Figure record listings
╭──

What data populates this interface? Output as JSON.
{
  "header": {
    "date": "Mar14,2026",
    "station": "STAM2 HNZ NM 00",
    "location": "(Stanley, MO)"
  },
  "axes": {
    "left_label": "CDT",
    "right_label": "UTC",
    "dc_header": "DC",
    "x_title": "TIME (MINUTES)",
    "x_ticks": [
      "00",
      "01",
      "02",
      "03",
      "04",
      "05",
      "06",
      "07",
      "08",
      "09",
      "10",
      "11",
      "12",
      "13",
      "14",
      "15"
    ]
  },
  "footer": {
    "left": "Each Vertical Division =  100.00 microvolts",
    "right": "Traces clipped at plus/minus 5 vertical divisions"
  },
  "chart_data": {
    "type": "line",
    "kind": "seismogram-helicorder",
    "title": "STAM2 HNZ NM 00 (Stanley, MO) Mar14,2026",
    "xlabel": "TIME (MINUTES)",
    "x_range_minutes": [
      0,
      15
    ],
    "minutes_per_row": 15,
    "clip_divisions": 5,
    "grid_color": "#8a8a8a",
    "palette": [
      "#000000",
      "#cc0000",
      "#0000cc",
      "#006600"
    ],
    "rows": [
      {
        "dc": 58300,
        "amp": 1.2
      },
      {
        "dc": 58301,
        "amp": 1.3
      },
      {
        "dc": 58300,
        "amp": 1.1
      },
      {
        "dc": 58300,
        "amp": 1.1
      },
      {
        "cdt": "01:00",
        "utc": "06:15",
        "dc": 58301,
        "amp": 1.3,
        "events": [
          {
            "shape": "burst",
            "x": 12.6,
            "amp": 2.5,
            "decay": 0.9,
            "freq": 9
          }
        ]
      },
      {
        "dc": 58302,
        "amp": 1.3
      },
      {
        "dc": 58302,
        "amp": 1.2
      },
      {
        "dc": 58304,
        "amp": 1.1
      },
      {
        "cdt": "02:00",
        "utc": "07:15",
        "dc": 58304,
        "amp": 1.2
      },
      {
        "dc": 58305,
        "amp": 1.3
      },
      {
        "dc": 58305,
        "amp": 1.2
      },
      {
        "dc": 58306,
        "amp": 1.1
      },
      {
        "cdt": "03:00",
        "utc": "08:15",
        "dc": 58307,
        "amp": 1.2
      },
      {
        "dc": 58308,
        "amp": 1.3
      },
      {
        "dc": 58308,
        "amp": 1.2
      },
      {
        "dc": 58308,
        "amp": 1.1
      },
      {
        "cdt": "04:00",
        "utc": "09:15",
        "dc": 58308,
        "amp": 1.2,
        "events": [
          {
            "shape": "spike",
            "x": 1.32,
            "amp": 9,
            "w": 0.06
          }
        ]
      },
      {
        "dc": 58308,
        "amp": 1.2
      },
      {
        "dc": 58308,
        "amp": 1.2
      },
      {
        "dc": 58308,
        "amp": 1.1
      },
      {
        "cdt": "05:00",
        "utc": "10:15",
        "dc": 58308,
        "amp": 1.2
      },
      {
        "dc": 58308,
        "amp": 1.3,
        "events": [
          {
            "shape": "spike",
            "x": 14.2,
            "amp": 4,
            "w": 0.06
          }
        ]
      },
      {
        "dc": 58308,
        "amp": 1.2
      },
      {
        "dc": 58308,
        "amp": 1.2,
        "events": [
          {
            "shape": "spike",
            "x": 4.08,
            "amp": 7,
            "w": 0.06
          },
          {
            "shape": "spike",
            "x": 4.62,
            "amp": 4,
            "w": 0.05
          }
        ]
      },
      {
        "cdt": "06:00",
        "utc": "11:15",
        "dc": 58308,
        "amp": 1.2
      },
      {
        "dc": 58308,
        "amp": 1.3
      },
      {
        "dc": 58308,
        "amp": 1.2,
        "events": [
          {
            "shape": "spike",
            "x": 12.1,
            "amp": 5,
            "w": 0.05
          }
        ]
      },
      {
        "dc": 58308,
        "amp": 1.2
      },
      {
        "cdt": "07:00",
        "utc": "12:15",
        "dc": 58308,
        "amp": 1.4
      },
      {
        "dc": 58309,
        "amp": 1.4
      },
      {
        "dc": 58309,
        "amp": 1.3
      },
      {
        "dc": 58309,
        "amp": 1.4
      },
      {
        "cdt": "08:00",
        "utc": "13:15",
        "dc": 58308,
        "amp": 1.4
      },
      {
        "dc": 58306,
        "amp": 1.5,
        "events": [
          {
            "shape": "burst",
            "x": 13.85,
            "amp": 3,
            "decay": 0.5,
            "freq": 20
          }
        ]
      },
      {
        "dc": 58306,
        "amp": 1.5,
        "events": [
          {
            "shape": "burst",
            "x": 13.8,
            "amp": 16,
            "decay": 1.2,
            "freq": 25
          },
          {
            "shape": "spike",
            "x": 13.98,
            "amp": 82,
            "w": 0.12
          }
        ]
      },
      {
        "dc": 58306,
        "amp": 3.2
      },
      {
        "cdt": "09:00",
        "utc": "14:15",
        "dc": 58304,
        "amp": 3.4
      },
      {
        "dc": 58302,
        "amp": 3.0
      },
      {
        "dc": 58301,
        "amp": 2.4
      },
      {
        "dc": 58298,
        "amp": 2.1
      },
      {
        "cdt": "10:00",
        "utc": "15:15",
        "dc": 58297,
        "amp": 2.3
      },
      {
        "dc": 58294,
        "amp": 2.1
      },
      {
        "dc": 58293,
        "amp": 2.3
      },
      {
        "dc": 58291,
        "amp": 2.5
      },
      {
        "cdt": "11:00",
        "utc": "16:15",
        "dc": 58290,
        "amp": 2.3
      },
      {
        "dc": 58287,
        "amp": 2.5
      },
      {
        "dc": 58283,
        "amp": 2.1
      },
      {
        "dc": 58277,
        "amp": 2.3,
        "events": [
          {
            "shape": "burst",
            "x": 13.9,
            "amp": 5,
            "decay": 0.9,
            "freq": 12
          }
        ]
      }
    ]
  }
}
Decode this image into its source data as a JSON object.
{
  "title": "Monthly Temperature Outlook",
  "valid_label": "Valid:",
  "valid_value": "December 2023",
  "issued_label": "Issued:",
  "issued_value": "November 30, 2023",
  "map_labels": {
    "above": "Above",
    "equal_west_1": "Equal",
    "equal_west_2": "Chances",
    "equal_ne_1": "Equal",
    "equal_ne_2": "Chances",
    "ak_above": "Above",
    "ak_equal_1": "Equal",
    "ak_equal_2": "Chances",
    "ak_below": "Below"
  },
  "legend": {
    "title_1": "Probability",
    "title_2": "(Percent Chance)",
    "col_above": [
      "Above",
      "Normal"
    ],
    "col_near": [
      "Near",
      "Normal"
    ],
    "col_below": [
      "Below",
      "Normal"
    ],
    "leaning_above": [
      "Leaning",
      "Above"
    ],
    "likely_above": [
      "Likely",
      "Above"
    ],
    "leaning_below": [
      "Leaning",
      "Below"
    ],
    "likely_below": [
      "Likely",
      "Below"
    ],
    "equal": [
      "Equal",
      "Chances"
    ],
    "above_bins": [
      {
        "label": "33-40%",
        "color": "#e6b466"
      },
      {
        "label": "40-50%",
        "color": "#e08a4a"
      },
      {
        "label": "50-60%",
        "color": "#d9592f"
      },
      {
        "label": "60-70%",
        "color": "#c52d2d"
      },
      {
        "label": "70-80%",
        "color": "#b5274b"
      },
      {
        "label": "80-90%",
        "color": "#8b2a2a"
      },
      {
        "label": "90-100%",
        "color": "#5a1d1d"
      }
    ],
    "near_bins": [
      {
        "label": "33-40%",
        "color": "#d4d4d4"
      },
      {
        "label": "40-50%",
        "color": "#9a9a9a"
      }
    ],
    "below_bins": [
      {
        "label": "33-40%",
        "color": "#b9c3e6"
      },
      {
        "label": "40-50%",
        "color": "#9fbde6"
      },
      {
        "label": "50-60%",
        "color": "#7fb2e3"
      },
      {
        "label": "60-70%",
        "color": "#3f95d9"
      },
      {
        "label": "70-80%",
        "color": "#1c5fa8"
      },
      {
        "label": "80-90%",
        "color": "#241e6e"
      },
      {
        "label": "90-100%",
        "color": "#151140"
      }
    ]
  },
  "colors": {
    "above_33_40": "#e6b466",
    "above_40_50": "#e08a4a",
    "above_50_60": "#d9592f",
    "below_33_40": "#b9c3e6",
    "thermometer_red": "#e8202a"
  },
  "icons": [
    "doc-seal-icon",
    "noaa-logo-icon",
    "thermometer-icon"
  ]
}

╰──

[Work required] Copy every line above in which the string "Stanley" shows up.

[Solution for this exercise]
    "location": "(Stanley, MO)"
    "title": "STAM2 HNZ NM 00 (Stanley, MO) Mar14,2026",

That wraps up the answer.